── Record set ──

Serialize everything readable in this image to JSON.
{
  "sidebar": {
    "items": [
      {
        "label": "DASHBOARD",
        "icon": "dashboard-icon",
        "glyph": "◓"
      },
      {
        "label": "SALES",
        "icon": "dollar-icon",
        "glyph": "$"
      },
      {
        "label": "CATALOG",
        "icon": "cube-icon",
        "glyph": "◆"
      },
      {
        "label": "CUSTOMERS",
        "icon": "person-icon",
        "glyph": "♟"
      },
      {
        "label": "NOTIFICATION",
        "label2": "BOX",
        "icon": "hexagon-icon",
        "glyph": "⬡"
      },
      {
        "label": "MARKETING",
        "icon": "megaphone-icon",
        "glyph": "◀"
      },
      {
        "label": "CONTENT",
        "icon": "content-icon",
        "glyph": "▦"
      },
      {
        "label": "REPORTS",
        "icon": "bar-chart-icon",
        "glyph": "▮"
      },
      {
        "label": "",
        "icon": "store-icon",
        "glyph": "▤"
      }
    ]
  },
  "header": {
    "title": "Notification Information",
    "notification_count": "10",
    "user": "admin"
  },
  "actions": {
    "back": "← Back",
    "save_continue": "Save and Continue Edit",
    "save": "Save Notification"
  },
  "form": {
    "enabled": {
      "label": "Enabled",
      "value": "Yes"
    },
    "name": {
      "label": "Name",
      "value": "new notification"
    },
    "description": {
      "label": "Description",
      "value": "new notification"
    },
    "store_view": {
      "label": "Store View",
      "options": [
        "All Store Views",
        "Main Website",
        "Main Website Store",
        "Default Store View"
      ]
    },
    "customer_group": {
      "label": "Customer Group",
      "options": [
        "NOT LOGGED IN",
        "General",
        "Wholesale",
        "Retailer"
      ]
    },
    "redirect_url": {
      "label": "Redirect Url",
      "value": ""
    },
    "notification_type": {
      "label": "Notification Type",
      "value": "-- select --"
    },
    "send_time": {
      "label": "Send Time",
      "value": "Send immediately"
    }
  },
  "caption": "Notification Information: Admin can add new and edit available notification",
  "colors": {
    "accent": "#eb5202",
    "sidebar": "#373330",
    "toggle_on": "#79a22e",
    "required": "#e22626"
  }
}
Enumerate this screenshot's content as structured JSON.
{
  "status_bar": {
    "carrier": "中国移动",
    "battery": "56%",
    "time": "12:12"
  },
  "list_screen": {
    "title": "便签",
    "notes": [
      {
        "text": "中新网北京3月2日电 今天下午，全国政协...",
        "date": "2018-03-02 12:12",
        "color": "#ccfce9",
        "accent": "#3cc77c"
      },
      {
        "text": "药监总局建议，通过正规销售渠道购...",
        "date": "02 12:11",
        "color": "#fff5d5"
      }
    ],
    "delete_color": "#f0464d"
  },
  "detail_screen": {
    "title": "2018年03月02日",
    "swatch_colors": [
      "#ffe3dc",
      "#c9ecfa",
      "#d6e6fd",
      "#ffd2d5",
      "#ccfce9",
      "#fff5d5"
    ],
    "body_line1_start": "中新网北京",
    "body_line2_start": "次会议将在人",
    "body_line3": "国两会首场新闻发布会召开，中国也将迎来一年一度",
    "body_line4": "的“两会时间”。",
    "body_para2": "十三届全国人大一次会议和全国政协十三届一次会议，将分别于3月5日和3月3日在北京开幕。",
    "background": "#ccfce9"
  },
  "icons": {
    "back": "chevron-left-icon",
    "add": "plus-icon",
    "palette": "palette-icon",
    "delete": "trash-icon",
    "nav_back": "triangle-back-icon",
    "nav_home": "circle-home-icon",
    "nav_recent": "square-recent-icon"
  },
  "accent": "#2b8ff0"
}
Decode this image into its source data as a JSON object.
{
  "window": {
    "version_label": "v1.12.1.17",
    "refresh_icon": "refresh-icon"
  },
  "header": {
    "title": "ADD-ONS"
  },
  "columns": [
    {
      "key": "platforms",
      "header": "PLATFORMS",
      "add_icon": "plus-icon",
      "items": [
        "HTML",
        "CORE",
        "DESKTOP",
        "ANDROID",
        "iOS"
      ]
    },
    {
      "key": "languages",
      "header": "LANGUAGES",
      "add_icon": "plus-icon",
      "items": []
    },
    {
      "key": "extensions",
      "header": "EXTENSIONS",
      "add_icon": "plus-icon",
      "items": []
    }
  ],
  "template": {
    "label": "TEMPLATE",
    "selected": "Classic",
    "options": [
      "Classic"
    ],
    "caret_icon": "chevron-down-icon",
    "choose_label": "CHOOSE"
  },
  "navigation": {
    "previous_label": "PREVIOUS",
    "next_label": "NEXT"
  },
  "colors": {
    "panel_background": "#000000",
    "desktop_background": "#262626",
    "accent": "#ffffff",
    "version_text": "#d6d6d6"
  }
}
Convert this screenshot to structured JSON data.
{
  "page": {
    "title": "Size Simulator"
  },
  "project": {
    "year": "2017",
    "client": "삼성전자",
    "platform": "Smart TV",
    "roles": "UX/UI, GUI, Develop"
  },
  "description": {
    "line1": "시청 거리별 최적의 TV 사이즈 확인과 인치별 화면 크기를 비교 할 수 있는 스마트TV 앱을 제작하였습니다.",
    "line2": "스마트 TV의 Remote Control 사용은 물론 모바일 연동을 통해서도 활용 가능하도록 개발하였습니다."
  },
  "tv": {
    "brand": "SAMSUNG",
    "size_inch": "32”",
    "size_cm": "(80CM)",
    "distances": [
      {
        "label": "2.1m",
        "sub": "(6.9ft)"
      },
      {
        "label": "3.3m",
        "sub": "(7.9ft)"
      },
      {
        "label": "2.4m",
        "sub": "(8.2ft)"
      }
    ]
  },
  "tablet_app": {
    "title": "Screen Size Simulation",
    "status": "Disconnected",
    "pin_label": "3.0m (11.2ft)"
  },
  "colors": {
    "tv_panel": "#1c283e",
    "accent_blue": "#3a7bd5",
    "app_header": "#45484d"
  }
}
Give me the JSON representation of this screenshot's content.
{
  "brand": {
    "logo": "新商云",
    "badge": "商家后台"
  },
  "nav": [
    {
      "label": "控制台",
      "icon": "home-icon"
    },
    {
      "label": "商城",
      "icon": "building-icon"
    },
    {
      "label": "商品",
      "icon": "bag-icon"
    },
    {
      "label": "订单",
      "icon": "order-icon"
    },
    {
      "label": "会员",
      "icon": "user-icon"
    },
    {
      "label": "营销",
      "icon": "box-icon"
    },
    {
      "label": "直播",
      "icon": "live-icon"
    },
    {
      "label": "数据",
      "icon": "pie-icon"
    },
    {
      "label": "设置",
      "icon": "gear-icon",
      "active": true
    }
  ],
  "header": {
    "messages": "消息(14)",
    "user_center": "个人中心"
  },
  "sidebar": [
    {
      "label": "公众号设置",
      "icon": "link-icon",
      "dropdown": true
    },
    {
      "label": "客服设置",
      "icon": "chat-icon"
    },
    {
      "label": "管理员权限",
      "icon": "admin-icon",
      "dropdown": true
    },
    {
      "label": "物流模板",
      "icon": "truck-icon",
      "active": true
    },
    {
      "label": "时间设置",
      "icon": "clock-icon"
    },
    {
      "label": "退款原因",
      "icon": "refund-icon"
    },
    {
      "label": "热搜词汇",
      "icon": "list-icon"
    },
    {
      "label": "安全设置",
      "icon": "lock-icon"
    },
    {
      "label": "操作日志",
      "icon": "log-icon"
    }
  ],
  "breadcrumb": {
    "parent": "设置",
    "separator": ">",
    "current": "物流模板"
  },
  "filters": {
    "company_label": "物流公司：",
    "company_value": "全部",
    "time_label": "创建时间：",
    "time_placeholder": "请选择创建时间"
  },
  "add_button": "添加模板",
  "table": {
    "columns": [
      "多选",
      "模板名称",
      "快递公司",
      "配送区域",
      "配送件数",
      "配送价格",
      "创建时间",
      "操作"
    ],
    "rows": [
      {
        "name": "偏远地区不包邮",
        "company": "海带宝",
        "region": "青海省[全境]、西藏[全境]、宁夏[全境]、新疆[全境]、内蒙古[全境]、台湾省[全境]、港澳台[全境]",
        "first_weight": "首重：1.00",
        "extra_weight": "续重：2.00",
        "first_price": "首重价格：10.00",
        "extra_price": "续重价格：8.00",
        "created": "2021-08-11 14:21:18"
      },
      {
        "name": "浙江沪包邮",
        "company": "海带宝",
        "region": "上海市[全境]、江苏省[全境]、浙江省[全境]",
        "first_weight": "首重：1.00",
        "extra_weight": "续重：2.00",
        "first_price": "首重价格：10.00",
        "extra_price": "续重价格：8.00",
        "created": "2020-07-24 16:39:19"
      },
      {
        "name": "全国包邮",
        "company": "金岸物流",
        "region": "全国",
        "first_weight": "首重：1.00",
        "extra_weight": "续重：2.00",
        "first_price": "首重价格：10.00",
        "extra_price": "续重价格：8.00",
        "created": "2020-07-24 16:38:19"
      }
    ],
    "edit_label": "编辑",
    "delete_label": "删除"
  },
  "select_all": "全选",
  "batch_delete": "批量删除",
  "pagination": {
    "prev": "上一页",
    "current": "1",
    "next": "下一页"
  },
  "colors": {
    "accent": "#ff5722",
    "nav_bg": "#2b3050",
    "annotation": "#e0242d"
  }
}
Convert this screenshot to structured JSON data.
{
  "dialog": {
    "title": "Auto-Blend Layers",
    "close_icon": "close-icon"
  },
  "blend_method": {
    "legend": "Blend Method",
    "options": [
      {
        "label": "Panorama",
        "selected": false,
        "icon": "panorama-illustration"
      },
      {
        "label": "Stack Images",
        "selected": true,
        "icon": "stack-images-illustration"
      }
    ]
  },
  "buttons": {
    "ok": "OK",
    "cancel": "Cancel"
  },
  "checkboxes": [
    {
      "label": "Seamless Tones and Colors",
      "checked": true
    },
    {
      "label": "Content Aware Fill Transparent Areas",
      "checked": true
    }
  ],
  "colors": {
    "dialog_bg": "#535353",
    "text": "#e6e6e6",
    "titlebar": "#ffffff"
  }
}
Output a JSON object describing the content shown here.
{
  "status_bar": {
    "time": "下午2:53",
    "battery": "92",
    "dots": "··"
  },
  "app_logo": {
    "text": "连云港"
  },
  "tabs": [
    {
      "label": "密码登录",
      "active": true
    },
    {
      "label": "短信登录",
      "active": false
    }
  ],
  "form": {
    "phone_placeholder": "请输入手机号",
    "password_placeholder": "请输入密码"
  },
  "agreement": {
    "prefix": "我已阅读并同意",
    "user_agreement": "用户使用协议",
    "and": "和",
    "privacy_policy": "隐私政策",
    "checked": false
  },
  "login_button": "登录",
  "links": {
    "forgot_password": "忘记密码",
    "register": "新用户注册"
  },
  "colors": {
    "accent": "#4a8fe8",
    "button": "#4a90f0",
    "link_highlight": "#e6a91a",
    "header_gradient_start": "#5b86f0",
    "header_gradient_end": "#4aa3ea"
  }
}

───

State, as a bare number, how many lines of the listing hold the word "object".

Response below - 2